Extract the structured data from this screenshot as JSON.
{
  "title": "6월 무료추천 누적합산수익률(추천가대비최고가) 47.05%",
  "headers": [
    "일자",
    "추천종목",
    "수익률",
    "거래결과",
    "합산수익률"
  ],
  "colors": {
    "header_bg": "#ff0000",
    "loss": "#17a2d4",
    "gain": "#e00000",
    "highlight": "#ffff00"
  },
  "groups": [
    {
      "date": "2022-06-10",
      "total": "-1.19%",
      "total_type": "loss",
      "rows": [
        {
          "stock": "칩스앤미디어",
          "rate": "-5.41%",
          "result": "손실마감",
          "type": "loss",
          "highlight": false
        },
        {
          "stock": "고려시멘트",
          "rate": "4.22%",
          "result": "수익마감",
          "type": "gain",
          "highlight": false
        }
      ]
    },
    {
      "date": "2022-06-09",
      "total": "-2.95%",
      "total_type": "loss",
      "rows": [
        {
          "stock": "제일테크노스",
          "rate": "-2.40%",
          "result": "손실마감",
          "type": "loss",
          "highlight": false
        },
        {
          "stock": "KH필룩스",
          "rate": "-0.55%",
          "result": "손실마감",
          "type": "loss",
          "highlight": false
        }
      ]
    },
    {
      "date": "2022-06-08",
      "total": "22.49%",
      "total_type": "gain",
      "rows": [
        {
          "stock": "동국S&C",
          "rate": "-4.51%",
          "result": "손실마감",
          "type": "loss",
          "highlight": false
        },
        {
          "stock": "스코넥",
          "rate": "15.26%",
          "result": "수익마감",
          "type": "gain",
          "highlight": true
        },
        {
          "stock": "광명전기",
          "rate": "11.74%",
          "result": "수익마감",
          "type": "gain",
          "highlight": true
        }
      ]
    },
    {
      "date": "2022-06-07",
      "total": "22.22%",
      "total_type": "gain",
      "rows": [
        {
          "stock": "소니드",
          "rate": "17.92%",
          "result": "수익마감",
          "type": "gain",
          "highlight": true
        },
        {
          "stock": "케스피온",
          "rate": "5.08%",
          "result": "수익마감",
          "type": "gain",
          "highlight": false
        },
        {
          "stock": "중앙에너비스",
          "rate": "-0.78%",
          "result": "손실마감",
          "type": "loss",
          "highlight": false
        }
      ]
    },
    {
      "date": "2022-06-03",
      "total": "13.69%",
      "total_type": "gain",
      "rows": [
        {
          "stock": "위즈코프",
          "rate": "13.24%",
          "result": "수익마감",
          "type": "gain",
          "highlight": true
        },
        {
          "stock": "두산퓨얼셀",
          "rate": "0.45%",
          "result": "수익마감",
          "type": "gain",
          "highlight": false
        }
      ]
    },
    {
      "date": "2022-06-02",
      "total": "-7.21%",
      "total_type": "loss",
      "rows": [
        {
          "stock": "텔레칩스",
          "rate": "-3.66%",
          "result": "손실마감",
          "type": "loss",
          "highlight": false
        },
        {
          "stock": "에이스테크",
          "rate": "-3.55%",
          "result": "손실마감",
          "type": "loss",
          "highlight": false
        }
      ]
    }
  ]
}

→ Task to carry out: Write down all the entries again without a single difference.

→ Problem solution:
Extract the structured data from this screenshot as JSON.
{
  "title": "6월 무료추천 누적합산수익률(추천가대비최고가) 47.05%",
  "headers": [
    "일자",
    "추천종목",
    "수익률",
    "거래결과",
    "합산수익률"
  ],
  "colors": {
    "header_bg": "#ff0000",
    "loss": "#17a2d4",
    "gain": "#e00000",
    "highlight": "#ffff00"
  },
  "groups": [
    {
      "date": "2022-06-10",
      "total": "-1.19%",
      "total_type": "loss",
      "rows": [
        {
          "stock": "칩스앤미디어",
          "rate": "-5.41%",
          "result": "손실마감",
          "type": "loss",
          "highlight": false
        },
        {
          "stock": "고려시멘트",
          "rate": "4.22%",
          "result": "수익마감",
          "type": "gain",
          "highlight": false
        }
      ]
    },
    {
      "date": "2022-06-09",
      "total": "-2.95%",
      "total_type": "loss",
      "rows": [
        {
          "stock": "제일테크노스",
          "rate": "-2.40%",
          "result": "손실마감",
          "type": "loss",
          "highlight": false
        },
        {
          "stock": "KH필룩스",
          "rate": "-0.55%",
          "result": "손실마감",
          "type": "loss",
          "highlight": false
        }
      ]
    },
    {
      "date": "2022-06-08",
      "total": "22.49%",
      "total_type": "gain",
      "rows": [
        {
          "stock": "동국S&C",
          "rate": "-4.51%",
          "result": "손실마감",
          "type": "loss",
          "highlight": false
        },
        {
          "stock": "스코넥",
          "rate": "15.26%",
          "result": "수익마감",
          "type": "gain",
          "highlight": true
        },
        {
          "stock": "광명전기",
          "rate": "11.74%",
          "result": "수익마감",
          "type": "gain",
          "highlight": true
        }
      ]
    },
    {
      "date": "2022-06-07",
      "total": "22.22%",
      "total_type": "gain",
      "rows": [
        {
          "stock": "소니드",
          "rate": "17.92%",
          "result": "수익마감",
          "type": "gain",
          "highlight": true
        },
        {
          "stock": "케스피온",
          "rate": "5.08%",
          "result": "수익마감",
          "type": "gain",
          "highlight": false
        },
        {
          "stock": "중앙에너비스",
          "rate": "-0.78%",
          "result": "손실마감",
          "type": "loss",
          "highlight": false
        }
      ]
    },
    {
      "date": "2022-06-03",
      "total": "13.69%",
      "total_type": "gain",
      "rows": [
        {
          "stock": "위즈코프",
          "rate": "13.24%",
          "result": "수익마감",
          "type": "gain",
          "highlight": true
        },
        {
          "stock": "두산퓨얼셀",
          "rate": "0.45%",
          "result": "수익마감",
          "type": "gain",
          "highlight": false
        }
      ]
    },
    {
      "date": "2022-06-02",
      "total": "-7.21%",
      "total_type": "loss",
      "rows": [
        {
          "stock": "텔레칩스",
          "rate": "-3.66%",
          "result": "손실마감",
          "type": "loss",
          "highlight": false
        },
        {
          "stock": "에이스테크",
          "rate": "-3.55%",
          "result": "손실마감",
          "type": "loss",
          "highlight": false
        }
      ]
    }
  ]
}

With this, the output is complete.